Rows from a figure dataset:
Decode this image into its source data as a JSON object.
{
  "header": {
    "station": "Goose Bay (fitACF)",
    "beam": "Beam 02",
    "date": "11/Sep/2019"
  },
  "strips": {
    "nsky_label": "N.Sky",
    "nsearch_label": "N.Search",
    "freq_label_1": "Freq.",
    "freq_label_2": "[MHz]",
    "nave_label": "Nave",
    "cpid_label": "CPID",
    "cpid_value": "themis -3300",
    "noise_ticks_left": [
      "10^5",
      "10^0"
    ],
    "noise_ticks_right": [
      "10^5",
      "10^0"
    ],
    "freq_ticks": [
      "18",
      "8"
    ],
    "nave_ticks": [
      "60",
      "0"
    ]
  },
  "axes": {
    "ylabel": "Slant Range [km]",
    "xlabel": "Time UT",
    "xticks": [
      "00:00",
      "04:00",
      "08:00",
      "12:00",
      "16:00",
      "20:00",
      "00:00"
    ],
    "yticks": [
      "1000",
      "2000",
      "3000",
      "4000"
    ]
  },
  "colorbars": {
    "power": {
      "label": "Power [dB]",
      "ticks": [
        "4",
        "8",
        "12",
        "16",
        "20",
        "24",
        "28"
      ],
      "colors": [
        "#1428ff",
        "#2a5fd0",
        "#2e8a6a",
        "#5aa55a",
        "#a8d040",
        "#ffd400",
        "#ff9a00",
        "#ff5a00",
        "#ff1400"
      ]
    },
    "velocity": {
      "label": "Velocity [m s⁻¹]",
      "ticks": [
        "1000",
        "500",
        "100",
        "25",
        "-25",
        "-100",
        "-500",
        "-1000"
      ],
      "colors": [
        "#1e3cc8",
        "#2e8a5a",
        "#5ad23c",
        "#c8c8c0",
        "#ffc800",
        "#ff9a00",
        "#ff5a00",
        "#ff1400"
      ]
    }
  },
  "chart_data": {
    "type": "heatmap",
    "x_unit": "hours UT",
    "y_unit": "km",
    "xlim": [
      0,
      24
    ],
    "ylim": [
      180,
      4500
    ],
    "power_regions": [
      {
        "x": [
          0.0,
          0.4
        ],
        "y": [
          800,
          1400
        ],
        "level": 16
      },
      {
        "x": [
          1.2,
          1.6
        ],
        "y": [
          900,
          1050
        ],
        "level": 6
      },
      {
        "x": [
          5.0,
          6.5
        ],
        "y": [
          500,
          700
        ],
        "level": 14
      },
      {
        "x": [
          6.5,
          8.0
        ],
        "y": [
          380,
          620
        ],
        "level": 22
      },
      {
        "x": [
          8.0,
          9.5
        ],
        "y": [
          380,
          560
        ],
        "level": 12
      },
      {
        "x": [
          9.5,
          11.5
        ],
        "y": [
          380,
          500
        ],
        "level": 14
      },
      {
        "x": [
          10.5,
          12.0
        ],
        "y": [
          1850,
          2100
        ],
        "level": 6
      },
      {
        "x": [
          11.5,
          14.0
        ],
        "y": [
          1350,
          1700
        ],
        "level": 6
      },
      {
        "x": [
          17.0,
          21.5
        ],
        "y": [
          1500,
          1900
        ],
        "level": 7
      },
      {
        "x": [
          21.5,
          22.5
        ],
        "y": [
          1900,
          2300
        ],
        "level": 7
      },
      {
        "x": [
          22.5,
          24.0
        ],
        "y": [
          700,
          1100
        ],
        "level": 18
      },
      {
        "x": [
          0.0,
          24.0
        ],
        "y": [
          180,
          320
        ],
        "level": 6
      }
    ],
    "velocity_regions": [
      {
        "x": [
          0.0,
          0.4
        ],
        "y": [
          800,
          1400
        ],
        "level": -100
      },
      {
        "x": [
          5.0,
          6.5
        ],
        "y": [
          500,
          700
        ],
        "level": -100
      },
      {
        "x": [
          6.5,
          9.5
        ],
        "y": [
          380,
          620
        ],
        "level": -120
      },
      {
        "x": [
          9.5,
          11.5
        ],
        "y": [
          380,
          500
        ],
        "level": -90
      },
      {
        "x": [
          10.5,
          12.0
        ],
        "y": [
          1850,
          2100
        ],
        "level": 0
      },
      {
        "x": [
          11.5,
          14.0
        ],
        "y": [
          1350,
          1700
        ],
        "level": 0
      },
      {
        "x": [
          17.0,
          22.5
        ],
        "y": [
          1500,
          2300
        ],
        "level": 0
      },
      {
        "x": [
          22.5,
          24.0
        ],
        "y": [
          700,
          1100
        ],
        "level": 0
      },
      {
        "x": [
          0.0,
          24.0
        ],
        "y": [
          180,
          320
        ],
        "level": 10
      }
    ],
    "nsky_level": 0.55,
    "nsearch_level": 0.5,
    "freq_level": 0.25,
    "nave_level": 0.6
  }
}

Written instruction:
Copy each record from above without leaving any out.

Result for this exercise:
Decode this image into its source data as a JSON object.
{
  "header": {
    "station": "Goose Bay (fitACF)",
    "beam": "Beam 02",
    "date": "11/Sep/2019"
  },
  "strips": {
    "nsky_label": "N.Sky",
    "nsearch_label": "N.Search",
    "freq_label_1": "Freq.",
    "freq_label_2": "[MHz]",
    "nave_label": "Nave",
    "cpid_label": "CPID",
    "cpid_value": "themis -3300",
    "noise_ticks_left": [
      "10^5",
      "10^0"
    ],
    "noise_ticks_right": [
      "10^5",
      "10^0"
    ],
    "freq_ticks": [
      "18",
      "8"
    ],
    "nave_ticks": [
      "60",
      "0"
    ]
  },
  "axes": {
    "ylabel": "Slant Range [km]",
    "xlabel": "Time UT",
    "xticks": [
      "00:00",
      "04:00",
      "08:00",
      "12:00",
      "16:00",
      "20:00",
      "00:00"
    ],
    "yticks": [
      "1000",
      "2000",
      "3000",
      "4000"
    ]
  },
  "colorbars": {
    "power": {
      "label": "Power [dB]",
      "ticks": [
        "4",
        "8",
        "12",
        "16",
        "20",
        "24",
        "28"
      ],
      "colors": [
        "#1428ff",
        "#2a5fd0",
        "#2e8a6a",
        "#5aa55a",
        "#a8d040",
        "#ffd400",
        "#ff9a00",
        "#ff5a00",
        "#ff1400"
      ]
    },
    "velocity": {
      "label": "Velocity [m s⁻¹]",
      "ticks": [
        "1000",
        "500",
        "100",
        "25",
        "-25",
        "-100",
        "-500",
        "-1000"
      ],
      "colors": [
        "#1e3cc8",
        "#2e8a5a",
        "#5ad23c",
        "#c8c8c0",
        "#ffc800",
        "#ff9a00",
        "#ff5a00",
        "#ff1400"
      ]
    }
  },
  "chart_data": {
    "type": "heatmap",
    "x_unit": "hours UT",
    "y_unit": "km",
    "xlim": [
      0,
      24
    ],
    "ylim": [
      180,
      4500
    ],
    "power_regions": [
      {
        "x": [
          0.0,
          0.4
        ],
        "y": [
          800,
          1400
        ],
        "level": 16
      },
      {
        "x": [
          1.2,
          1.6
        ],
        "y": [
          900,
          1050
        ],
        "level": 6
      },
      {
        "x": [
          5.0,
          6.5
        ],
        "y": [
          500,
          700
        ],
        "level": 14
      },
      {
        "x": [
          6.5,
          8.0
        ],
        "y": [
          380,
          620
        ],
        "level": 22
      },
      {
        "x": [
          8.0,
          9.5
        ],
        "y": [
          380,
          560
        ],
        "level": 12
      },
      {
        "x": [
          9.5,
          11.5
        ],
        "y": [
          380,
          500
        ],
        "level": 14
      },
      {
        "x": [
          10.5,
          12.0
        ],
        "y": [
          1850,
          2100
        ],
        "level": 6
      },
      {
        "x": [
          11.5,
          14.0
        ],
        "y": [
          1350,
          1700
        ],
        "level": 6
      },
      {
        "x": [
          17.0,
          21.5
        ],
        "y": [
          1500,
          1900
        ],
        "level": 7
      },
      {
        "x": [
          21.5,
          22.5
        ],
        "y": [
          1900,
          2300
        ],
        "level": 7
      },
      {
        "x": [
          22.5,
          24.0
        ],
        "y": [
          700,
          1100
        ],
        "level": 18
      },
      {
        "x": [
          0.0,
          24.0
        ],
        "y": [
          180,
          320
        ],
        "level": 6
      }
    ],
    "velocity_regions": [
      {
        "x": [
          0.0,
          0.4
        ],
        "y": [
          800,
          1400
        ],
        "level": -100
      },
      {
        "x": [
          5.0,
          6.5
        ],
        "y": [
          500,
          700
        ],
        "level": -100
      },
      {
        "x": [
          6.5,
          9.5
        ],
        "y": [
          380,
          620
        ],
        "level": -120
      },
      {
        "x": [
          9.5,
          11.5
        ],
        "y": [
          380,
          500
        ],
        "level": -90
      },
      {
        "x": [
          10.5,
          12.0
        ],
        "y": [
          1850,
          2100
        ],
        "level": 0
      },
      {
        "x": [
          11.5,
          14.0
        ],
        "y": [
          1350,
          1700
        ],
        "level": 0
      },
      {
        "x": [
          17.0,
          22.5
        ],
        "y": [
          1500,
          2300
        ],
        "level": 0
      },
      {
        "x": [
          22.5,
          24.0
        ],
        "y": [
          700,
          1100
        ],
        "level": 0
      },
      {
        "x": [
          0.0,
          24.0
        ],
        "y": [
          180,
          320
        ],
        "level": 10
      }
    ],
    "nsky_level": 0.55,
    "nsearch_level": 0.5,
    "freq_level": 0.25,
    "nave_level": 0.6
  }
}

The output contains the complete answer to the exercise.